(WRITTEN EXERCISE) Your task is to copy every record exactly.
##### DATA EXTRACT
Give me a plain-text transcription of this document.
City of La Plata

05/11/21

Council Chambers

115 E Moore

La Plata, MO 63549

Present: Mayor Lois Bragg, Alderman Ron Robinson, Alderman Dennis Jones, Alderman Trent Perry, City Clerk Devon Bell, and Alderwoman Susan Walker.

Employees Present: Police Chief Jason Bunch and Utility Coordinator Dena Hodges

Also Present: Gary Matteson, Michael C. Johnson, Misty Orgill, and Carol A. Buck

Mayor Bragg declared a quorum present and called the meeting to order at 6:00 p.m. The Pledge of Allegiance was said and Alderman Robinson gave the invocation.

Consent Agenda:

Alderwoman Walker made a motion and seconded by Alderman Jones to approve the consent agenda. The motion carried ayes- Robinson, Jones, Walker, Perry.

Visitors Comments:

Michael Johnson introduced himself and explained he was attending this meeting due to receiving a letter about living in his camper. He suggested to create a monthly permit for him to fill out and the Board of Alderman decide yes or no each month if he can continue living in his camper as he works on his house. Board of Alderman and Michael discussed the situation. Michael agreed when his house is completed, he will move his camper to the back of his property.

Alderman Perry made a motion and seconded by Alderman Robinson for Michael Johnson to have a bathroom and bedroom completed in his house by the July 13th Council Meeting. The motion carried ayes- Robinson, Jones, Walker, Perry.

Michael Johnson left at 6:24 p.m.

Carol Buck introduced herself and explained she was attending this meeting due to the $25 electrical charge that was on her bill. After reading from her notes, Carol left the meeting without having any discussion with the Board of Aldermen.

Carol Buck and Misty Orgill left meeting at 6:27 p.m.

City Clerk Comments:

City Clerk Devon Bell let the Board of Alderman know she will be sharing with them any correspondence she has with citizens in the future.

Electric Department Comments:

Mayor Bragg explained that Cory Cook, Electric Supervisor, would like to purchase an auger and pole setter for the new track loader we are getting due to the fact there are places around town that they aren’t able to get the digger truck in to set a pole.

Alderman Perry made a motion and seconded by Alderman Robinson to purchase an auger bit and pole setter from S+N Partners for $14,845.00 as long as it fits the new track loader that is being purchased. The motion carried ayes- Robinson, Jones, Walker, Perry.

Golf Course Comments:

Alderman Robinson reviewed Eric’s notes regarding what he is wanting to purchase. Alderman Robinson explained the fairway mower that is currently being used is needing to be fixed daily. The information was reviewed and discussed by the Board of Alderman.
##########
(RESPONSE TO THE TASK)
Give me a plain-text transcription of this document.
City of La Plata

05/11/21

Council Chambers

115 E Moore

La Plata, MO 63549

Present: Mayor Lois Bragg, Alderman Ron Robinson, Alderman Dennis Jones, Alderman Trent Perry, City Clerk Devon Bell, and Alderwoman Susan Walker.

Employees Present: Police Chief Jason Bunch and Utility Coordinator Dena Hodges

Also Present: Gary Matteson, Michael C. Johnson, Misty Orgill, and Carol A. Buck

Mayor Bragg declared a quorum present and called the meeting to order at 6:00 p.m. The Pledge of Allegiance was said and Alderman Robinson gave the invocation.

Consent Agenda:

Alderwoman Walker made a motion and seconded by Alderman Jones to approve the consent agenda. The motion carried ayes- Robinson, Jones, Walker, Perry.

Visitors Comments:

Michael Johnson introduced himself and explained he was attending this meeting due to receiving a letter about living in his camper. He suggested to create a monthly permit for him to fill out and the Board of Alderman decide yes or no each month if he can continue living in his camper as he works on his house. Board of Alderman and Michael discussed the situation. Michael agreed when his house is completed, he will move his camper to the back of his property.

Alderman Perry made a motion and seconded by Alderman Robinson for Michael Johnson to have a bathroom and bedroom completed in his house by the July 13th Council Meeting. The motion carried ayes- Robinson, Jones, Walker, Perry.

Michael Johnson left at 6:24 p.m.

Carol Buck introduced herself and explained she was attending this meeting due to the $25 electrical charge that was on her bill. After reading from her notes, Carol left the meeting without having any discussion with the Board of Aldermen.

Carol Buck and Misty Orgill left meeting at 6:27 p.m.

City Clerk Comments:

City Clerk Devon Bell let the Board of Alderman know she will be sharing with them any correspondence she has with citizens in the future.

Electric Department Comments:

Mayor Bragg explained that Cory Cook, Electric Supervisor, would like to purchase an auger and pole setter for the new track loader we are getting due to the fact there are places around town that they aren’t able to get the digger truck in to set a pole.

Alderman Perry made a motion and seconded by Alderman Robinson to purchase an auger bit and pole setter from S+N Partners for $14,845.00 as long as it fits the new track loader that is being purchased. The motion carried ayes- Robinson, Jones, Walker, Perry.

Golf Course Comments:

Alderman Robinson reviewed Eric’s notes regarding what he is wanting to purchase. Alderman Robinson explained the fairway mower that is currently being used is needing to be fixed daily. The information was reviewed and discussed by the Board of Alderman.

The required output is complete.